▶ AIM OF THE EXERCISE:
Below are the data; count the lines with the string "stage" in them and give that number only.

(DATA SHOWN Opens)

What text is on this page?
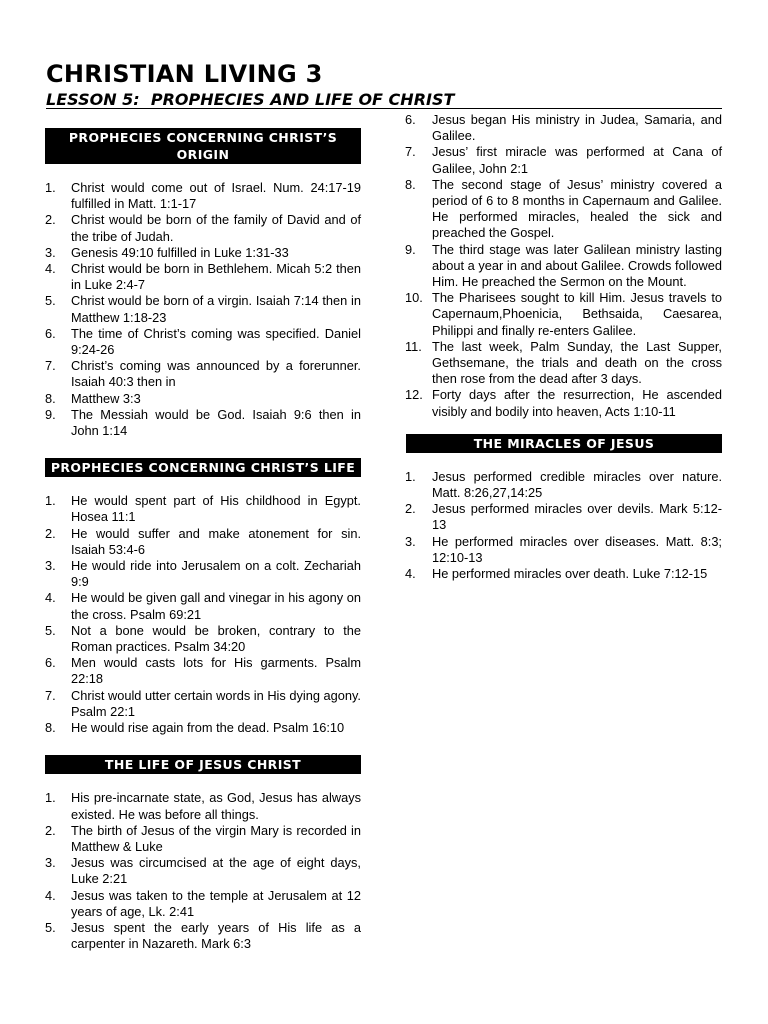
CHRISTIAN LIVING 3
LESSON 5:  PROPHECIES AND LIFE OF CHRIST
PROPHECIES CONCERNING CHRIST’S ORIGIN
1. Christ would come out of Israel. Num. 24:17-19 fulfilled in Matt. 1:1-17
2. Christ would be born of the family of David and of the tribe of Judah.
3. Genesis 49:10 fulfilled in Luke 1:31-33
4. Christ would be born in Bethlehem. Micah 5:2 then in Luke 2:4-7
5. Christ would be born of a virgin. Isaiah 7:14 then in Matthew 1:18-23
6. The time of Christ’s coming was specified. Daniel 9:24-26
7. Christ’s coming was announced by a forerunner. Isaiah 40:3 then in
8. Matthew 3:3
9. The Messiah would be God. Isaiah 9:6 then in John 1:14
PROPHECIES CONCERNING CHRIST’S LIFE
1. He would spent part of His childhood in Egypt. Hosea 11:1
2. He would suffer and make atonement for sin. Isaiah 53:4-6
3. He would ride into Jerusalem on a colt. Zechariah 9:9
4. He would be given gall and vinegar in his agony on the cross. Psalm 69:21
5. Not a bone would be broken, contrary to the Roman practices. Psalm 34:20
6. Men would casts lots for His garments. Psalm 22:18
7. Christ would utter certain words in His dying agony. Psalm 22:1
8. He would rise again from the dead. Psalm 16:10
THE LIFE OF JESUS CHRIST
1. His pre-incarnate state, as God, Jesus has always existed. He was before all things.
2. The birth of Jesus of the virgin Mary is recorded in Matthew & Luke
3. Jesus was circumcised at the age of eight days, Luke 2:21
4. Jesus was taken to the temple at Jerusalem at 12 years of age, Lk. 2:41
5. Jesus spent the early years of His life as a carpenter in Nazareth. Mark 6:3
6. Jesus began His ministry in Judea, Samaria, and Galilee.
7. Jesus’ first miracle was performed at Cana of Galilee, John 2:1
8. The second stage of Jesus’ ministry covered a period of 6 to 8 months in Capernaum and Galilee. He performed miracles, healed the sick and preached the Gospel.
9. The third stage was later Galilean ministry lasting about a year in and about Galilee. Crowds followed Him. He preached the Sermon on the Mount.
10. The Pharisees sought to kill Him. Jesus travels to Capernaum,Phoenicia, Bethsaida, Caesarea, Philippi and finally re-enters Galilee.
11. The last week, Palm Sunday, the Last Supper, Gethsemane, the trials and death on the cross then rose from the dead after 3 days.
12. Forty days after the resurrection, He ascended visibly and bodily into heaven, Acts 1:10-11
THE MIRACLES OF JESUS
1. Jesus performed credible miracles over nature. Matt. 8:26,27,14:25
2. Jesus performed miracles over devils. Mark 5:12-13
3. He performed miracles over diseases. Matt. 8:3; 12:10-13
4. He performed miracles over death. Luke 7:12-15
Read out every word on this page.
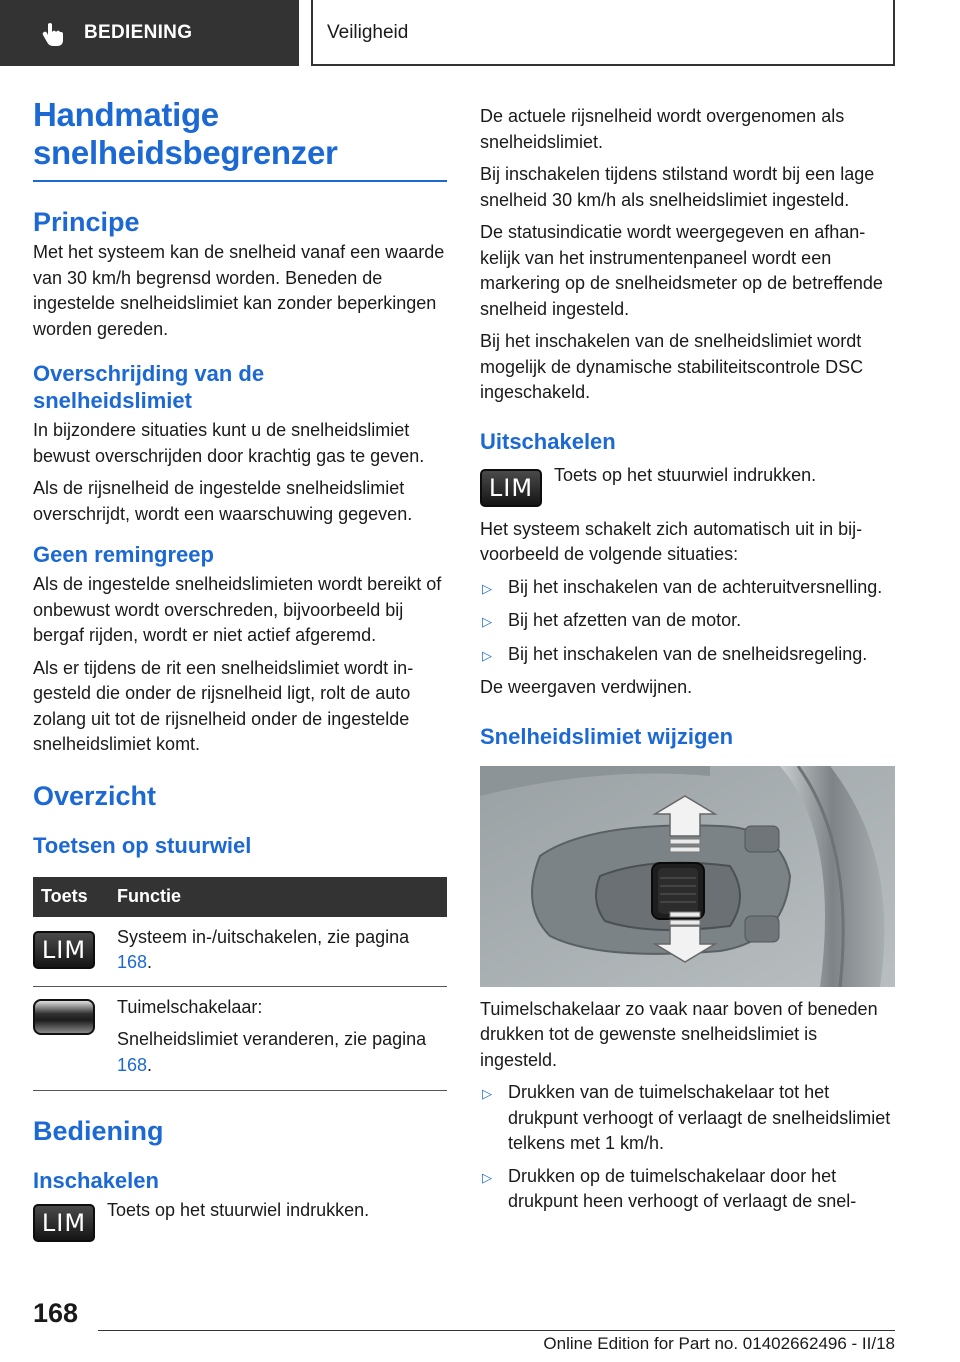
BEDIENING	Veiligheid
Handmatige snelheidsbegrenzer
Principe

Met het systeem kan de snelheid vanaf een waarde van 30 km/h begrensd worden. Beneden de ingestelde snelheidslimiet kan zonder beperkingen worden gereden.

Overschrijding van de snelheidslimiet

In bijzondere situaties kunt u de snelheidslimiet bewust overschrijden door krachtig gas te geven.

Als de rijsnelheid de ingestelde snelheidslimiet overschrijdt, wordt een waarschuwing gegeven.

Geen remingreep

Als de ingestelde snelheidslimieten wordt bereikt of onbewust wordt overschreden, bijvoorbeeld bij bergaf rijden, wordt er niet actief afgeremd.

Als er tijdens de rit een snelheidslimiet wordt ingesteld die onder de rijsnelheid ligt, rolt de auto zolang uit tot de rijsnelheid onder de ingestelde snelheidslimiet komt.

Overzicht
Toetsen op stuurwiel
Toets	Functie
LIM	Systeem in-/uitschakelen, zie pagina 168.

Tuimelschakelaar:

Snelheidslimiet veranderen, zie pagina 168.

Bediening
Inschakelen
LIM	Toets op het stuurwiel indrukken.

De actuele rijsnelheid wordt overgenomen als snelheidslimiet.

Bij inschakelen tijdens stilstand wordt bij een lage snelheid 30 km/h als snelheidslimiet ingesteld.

De statusindicatie wordt weergegeven en afhankelijk van het instrumentenpaneel wordt een markering op de snelheidsmeter op de betreffende snelheid ingesteld.

Bij het inschakelen van de snelheidslimiet wordt mogelijk de dynamische stabiliteitscontrole DSC ingeschakeld.

Uitschakelen
LIM	Toets op het stuurwiel indrukken.

Het systeem schakelt zich automatisch uit in bijvoorbeeld de volgende situaties:

▷ Bij het inschakelen van de achteruitversnelling.
▷ Bij het afzetten van de motor.
▷ Bij het inschakelen van de snelheidsregeling.

De weergaven verdwijnen.

Snelheidslimiet wijzigen

Tuimelschakelaar zo vaak naar boven of beneden drukken tot de gewenste snelheidslimiet is ingesteld.

▷ Drukken van de tuimelschakelaar tot het drukpunt verhoogt of verlaagt de snelheidslimiet telkens met 1 km/h.
▷ Drukken op de tuimelschakelaar door het drukpunt heen verhoogt of verlaagt de snel-
168
Online Edition for Part no. 01402662496 - II/18
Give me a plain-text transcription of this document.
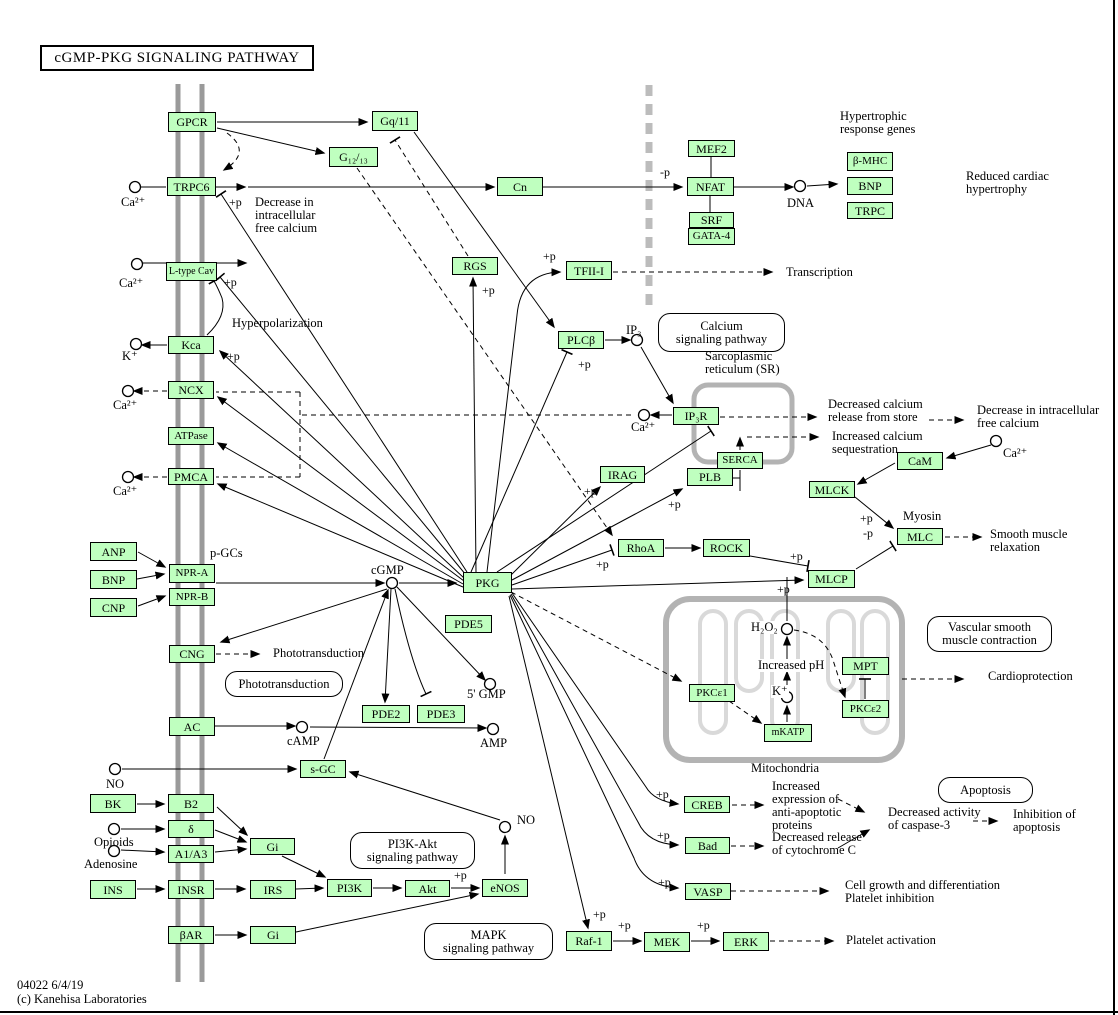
cGMP-PKG SIGNALING PATHWAY
04022 6/4/19
(c) Kanehisa Laboratories
GPCR	Gq/11
G₁₂/₁₃
TRPC6	Cn
MEF2
NFAT
SRF
GATA-4
β-MHC
BNP
TRPC
L-type Cav
Kca
NCX
ATPase
PMCA
RGS	TFII-I
PLCβ
IP₃R
SERCA
IRAG	PLB
CaM
MLCK
MLC
RhoA	ROCK
MLCP
ANP
BNP
CNP
NPR-A
NPR-B
PKG
PDE5
PDE2	PDE3
CNG
AC
s-GC
BK	B2
δ
A1/A3
Gi
INS	INSR	IRS	PI3K	Akt	eNOS
βAR	Gi
PKCε1
mKATP
MPT
PKCε2
CREB
Bad
VASP
Raf-1	MEK	ERK
Calcium
signaling pathway
Phototransduction
PI3K-Akt
signaling pathway
MAPK
signaling pathway
Apoptosis
Vascular smooth
muscle contraction
Decrease in
intracellular
free calcium
Hyperpolarization
Hypertrophic
response genes
Reduced cardiac
hypertrophy
Transcription
Sarcoplasmic
reticulum (SR)
Decreased calcium
release from store	Decrease in intracellular
free calcium
Increased calcium
sequestration
Myosin
Smooth muscle
relaxation
Mitochondria
Increased pH
Cardioprotection
Increased
expression of
anti-apoptotic
proteins
Decreased release
of cytochrome C
Decreased activity
of caspase-3
Inhibition of
apoptosis
Cell growth and differentiation
Platelet inhibition
Platelet activation
p-GCs
Phototransduction
cGMP
5' GMP
cAMP	AMP
IP₃
DNA
NO
NO
Opioids
Adenosine
Ca²⁺
Ca²⁺
K⁺
Ca²⁺
Ca²⁺
Ca²⁺
Ca²⁺
K⁺
H₂O₂
+p
+p
+p
+p
+p
+p
+p
+p
+p
+p
+p
+p
-p
+p
+p
+p
+p
+p	+p
-p
+p
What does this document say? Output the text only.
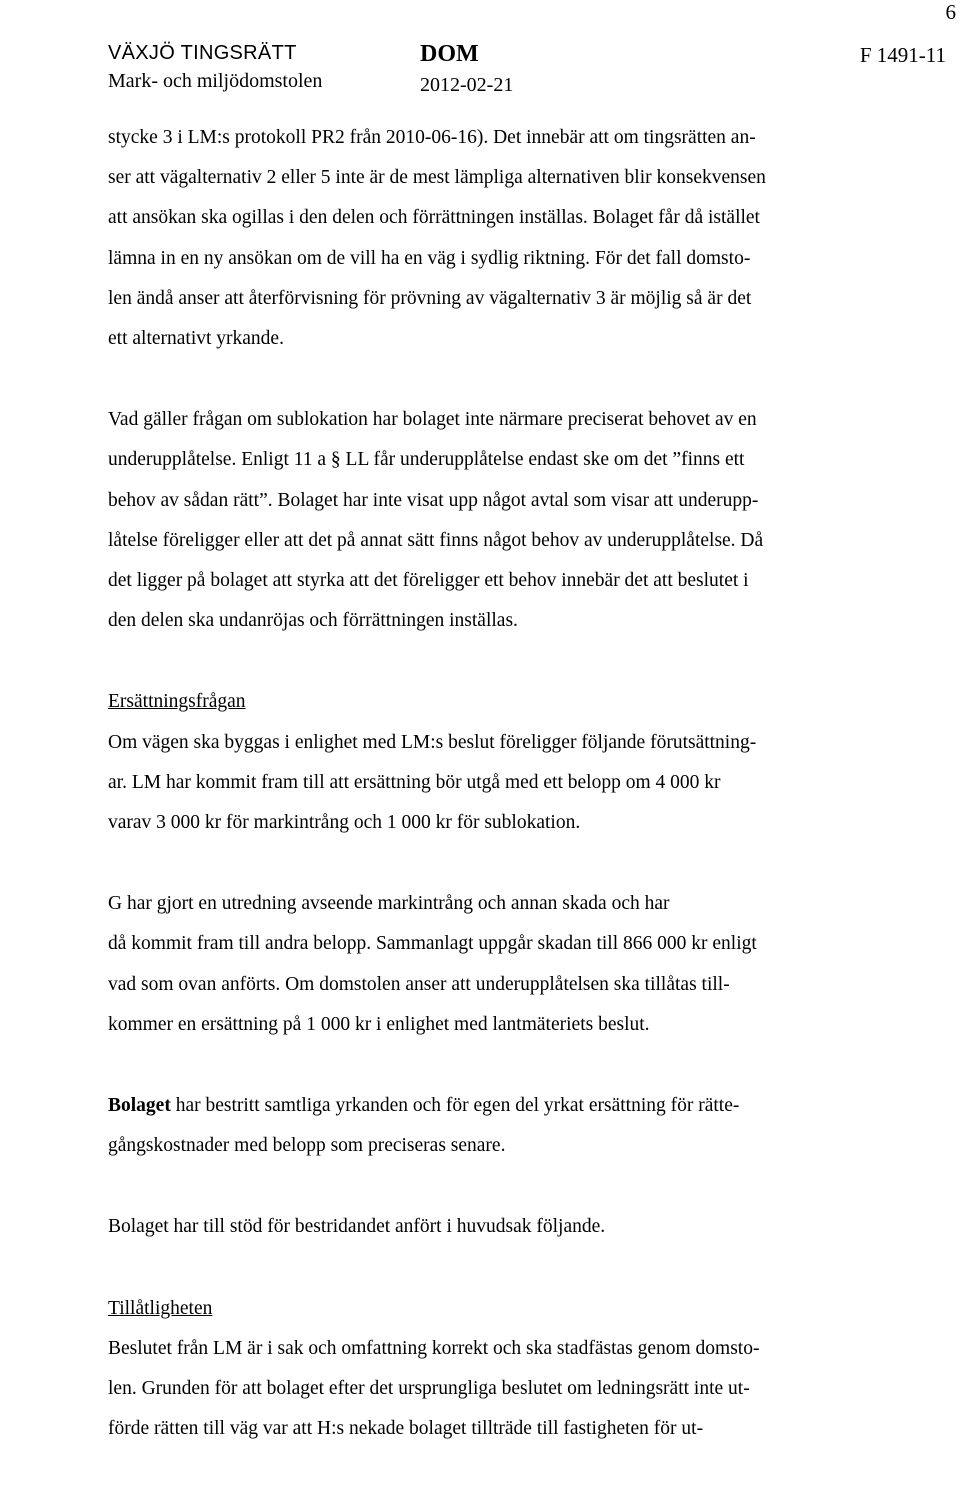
6
VÄXJÖ TINGSRÄTT
Mark- och miljödomstolen
DOM
2012-02-21
F 1491-11

stycke 3 i LM:s protokoll PR2 från 2010-06-16). Det innebär att om tingsrätten an-
ser att vägalternativ 2 eller 5 inte är de mest lämpliga alternativen blir konsekvensen
att ansökan ska ogillas i den delen och förrättningen inställas. Bolaget får då istället
lämna in en ny ansökan om de vill ha en väg i sydlig riktning. För det fall domsto-
len ändå anser att återförvisning för prövning av vägalternativ 3 är möjlig så är det
ett alternativt yrkande.

Vad gäller frågan om sublokation har bolaget inte närmare preciserat behovet av en
underupplåtelse. Enligt 11 a § LL får underupplåtelse endast ske om det ”finns ett
behov av sådan rätt”. Bolaget har inte visat upp något avtal som visar att underupp-
låtelse föreligger eller att det på annat sätt finns något behov av underupplåtelse. Då
det ligger på bolaget att styrka att det föreligger ett behov innebär det att beslutet i
den delen ska undanröjas och förrättningen inställas.

Ersättningsfrågan
Om vägen ska byggas i enlighet med LM:s beslut föreligger följande förutsättning-
ar. LM har kommit fram till att ersättning bör utgå med ett belopp om 4 000 kr
varav 3 000 kr för markintrång och 1 000 kr för sublokation.

G har gjort en utredning avseende markintrång och annan skada och har
då kommit fram till andra belopp. Sammanlagt uppgår skadan till 866 000 kr enligt
vad som ovan anförts. Om domstolen anser att underupplåtelsen ska tillåtas till-
kommer en ersättning på 1 000 kr i enlighet med lantmäteriets beslut.

Bolaget har bestritt samtliga yrkanden och för egen del yrkat ersättning för rätte-
gångskostnader med belopp som preciseras senare.

Bolaget har till stöd för bestridandet anfört i huvudsak följande.

Tillåtligheten
Beslutet från LM är i sak och omfattning korrekt och ska stadfästas genom domsto-
len. Grunden för att bolaget efter det ursprungliga beslutet om ledningsrätt inte ut-
förde rätten till väg var att H:s nekade bolaget tillträde till fastigheten för ut-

(DATA SHOWN Closes)

▶ RESPONSE TO THE EXERCISE:
2